▼▼▼
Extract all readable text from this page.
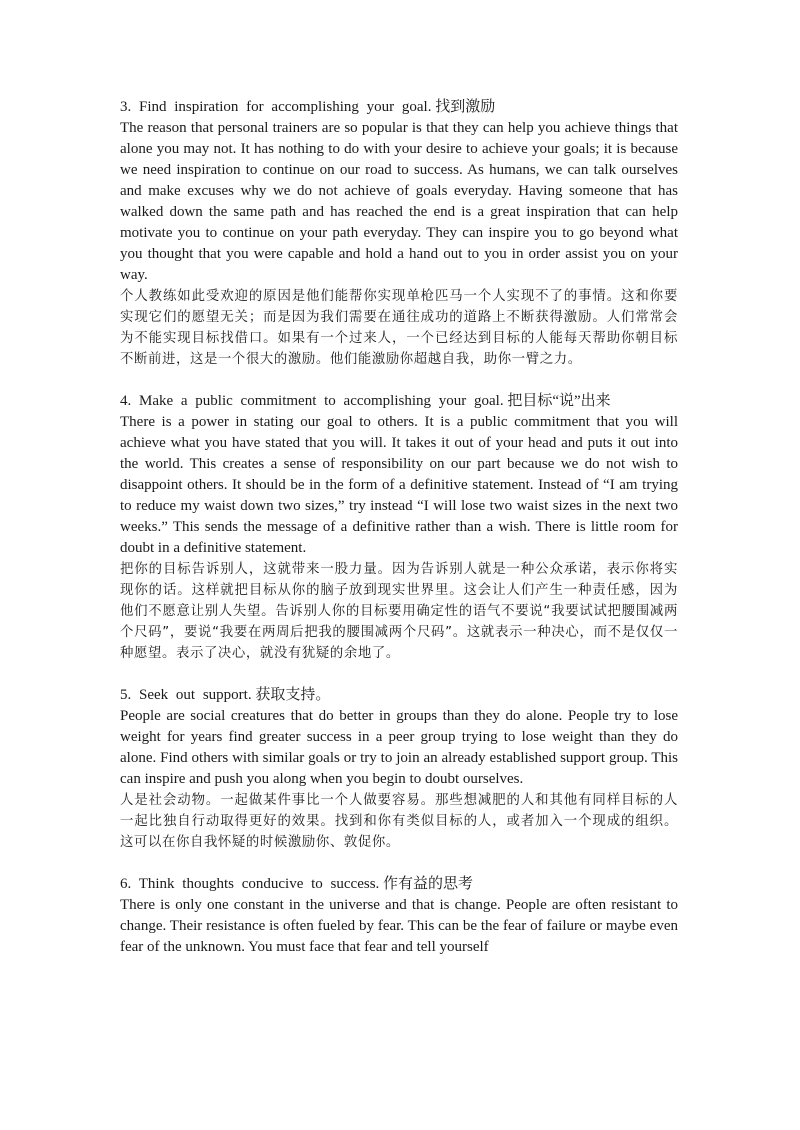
3. Find inspiration for accomplishing your goal. 找到激励

The reason that personal trainers are so popular is that they can help you achieve things that alone you may not. It has nothing to do with your desire to achieve your goals; it is because we need inspiration to continue on our road to success. As humans, we can talk ourselves and make excuses why we do not achieve of goals everyday. Having someone that has walked down the same path and has reached the end is a great inspiration that can help motivate you to continue on your path everyday. They can inspire you to go beyond what you thought that you were capable and hold a hand out to you in order assist you on your way.

个人教练如此受欢迎的原因是他们能帮你实现单枪匹马一个人实现不了的事情。这和你要实现它们的愿望无关；而是因为我们需要在通往成功的道路上不断获得激励。人们常常会为不能实现目标找借口。如果有一个过来人，一个已经达到目标的人能每天帮助你朝目标不断前进，这是一个很大的激励。他们能激励你超越自我，助你一臂之力。

4. Make a public commitment to accomplishing your goal. 把目标“说”出来

There is a power in stating our goal to others. It is a public commitment that you will achieve what you have stated that you will. It takes it out of your head and puts it out into the world. This creates a sense of responsibility on our part because we do not wish to disappoint others. It should be in the form of a definitive statement. Instead of “I am trying to reduce my waist down two sizes,” try instead “I will lose two waist sizes in the next two weeks.” This sends the message of a definitive rather than a wish. There is little room for doubt in a definitive statement.

把你的目标告诉别人，这就带来一股力量。因为告诉别人就是一种公众承诺，表示你将实现你的话。这样就把目标从你的脑子放到现实世界里。这会让人们产生一种责任感，因为他们不愿意让别人失望。告诉别人你的目标要用确定性的语气不要说“我要试试把腰围减两个尺码”，要说“我要在两周后把我的腰围减两个尺码”。这就表示一种决心，而不是仅仅一种愿望。表示了决心，就没有犹疑的余地了。

5. Seek out support. 获取支持。

People are social creatures that do better in groups than they do alone. People try to lose weight for years find greater success in a peer group trying to lose weight than they do alone. Find others with similar goals or try to join an already established support group. This can inspire and push you along when you begin to doubt ourselves.

人是社会动物。一起做某件事比一个人做要容易。那些想减肥的人和其他有同样目标的人一起比独自行动取得更好的效果。找到和你有类似目标的人，或者加入一个现成的组织。这可以在你自我怀疑的时候激励你、敦促你。

6. Think thoughts conducive to success. 作有益的思考

There is only one constant in the universe and that is change. People are often resistant to change. Their resistance is often fueled by fear. This can be the fear of failure or maybe even fear of the unknown. You must face that fear and tell yourself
▲▲▲
▶ TASK STATEMENT
Keep every word of the data as it is when you write it out, but drop the pictures.

▶ EXERCISE OUTPUT
Extract all readable text from this page.
3. Find inspiration for accomplishing your goal. 找到激励

The reason that personal trainers are so popular is that they can help you achieve things that alone you may not. It has nothing to do with your desire to achieve your goals; it is because we need inspiration to continue on our road to success. As humans, we can talk ourselves and make excuses why we do not achieve of goals everyday. Having someone that has walked down the same path and has reached the end is a great inspiration that can help motivate you to continue on your path everyday. They can inspire you to go beyond what you thought that you were capable and hold a hand out to you in order assist you on your way.

个人教练如此受欢迎的原因是他们能帮你实现单枪匹马一个人实现不了的事情。这和你要实现它们的愿望无关；而是因为我们需要在通往成功的道路上不断获得激励。人们常常会为不能实现目标找借口。如果有一个过来人，一个已经达到目标的人能每天帮助你朝目标不断前进，这是一个很大的激励。他们能激励你超越自我，助你一臂之力。

4. Make a public commitment to accomplishing your goal. 把目标“说”出来

There is a power in stating our goal to others. It is a public commitment that you will achieve what you have stated that you will. It takes it out of your head and puts it out into the world. This creates a sense of responsibility on our part because we do not wish to disappoint others. It should be in the form of a definitive statement. Instead of “I am trying to reduce my waist down two sizes,” try instead “I will lose two waist sizes in the next two weeks.” This sends the message of a definitive rather than a wish. There is little room for doubt in a definitive statement.

把你的目标告诉别人，这就带来一股力量。因为告诉别人就是一种公众承诺，表示你将实现你的话。这样就把目标从你的脑子放到现实世界里。这会让人们产生一种责任感，因为他们不愿意让别人失望。告诉别人你的目标要用确定性的语气不要说“我要试试把腰围减两个尺码”，要说“我要在两周后把我的腰围减两个尺码”。这就表示一种决心，而不是仅仅一种愿望。表示了决心，就没有犹疑的余地了。

5. Seek out support. 获取支持。

People are social creatures that do better in groups than they do alone. People try to lose weight for years find greater success in a peer group trying to lose weight than they do alone. Find others with similar goals or try to join an already established support group. This can inspire and push you along when you begin to doubt ourselves.

人是社会动物。一起做某件事比一个人做要容易。那些想减肥的人和其他有同样目标的人一起比独自行动取得更好的效果。找到和你有类似目标的人，或者加入一个现成的组织。这可以在你自我怀疑的时候激励你、敦促你。

6. Think thoughts conducive to success. 作有益的思考

There is only one constant in the universe and that is change. People are often resistant to change. Their resistance is often fueled by fear. This can be the fear of failure or maybe even fear of the unknown. You must face that fear and tell yourself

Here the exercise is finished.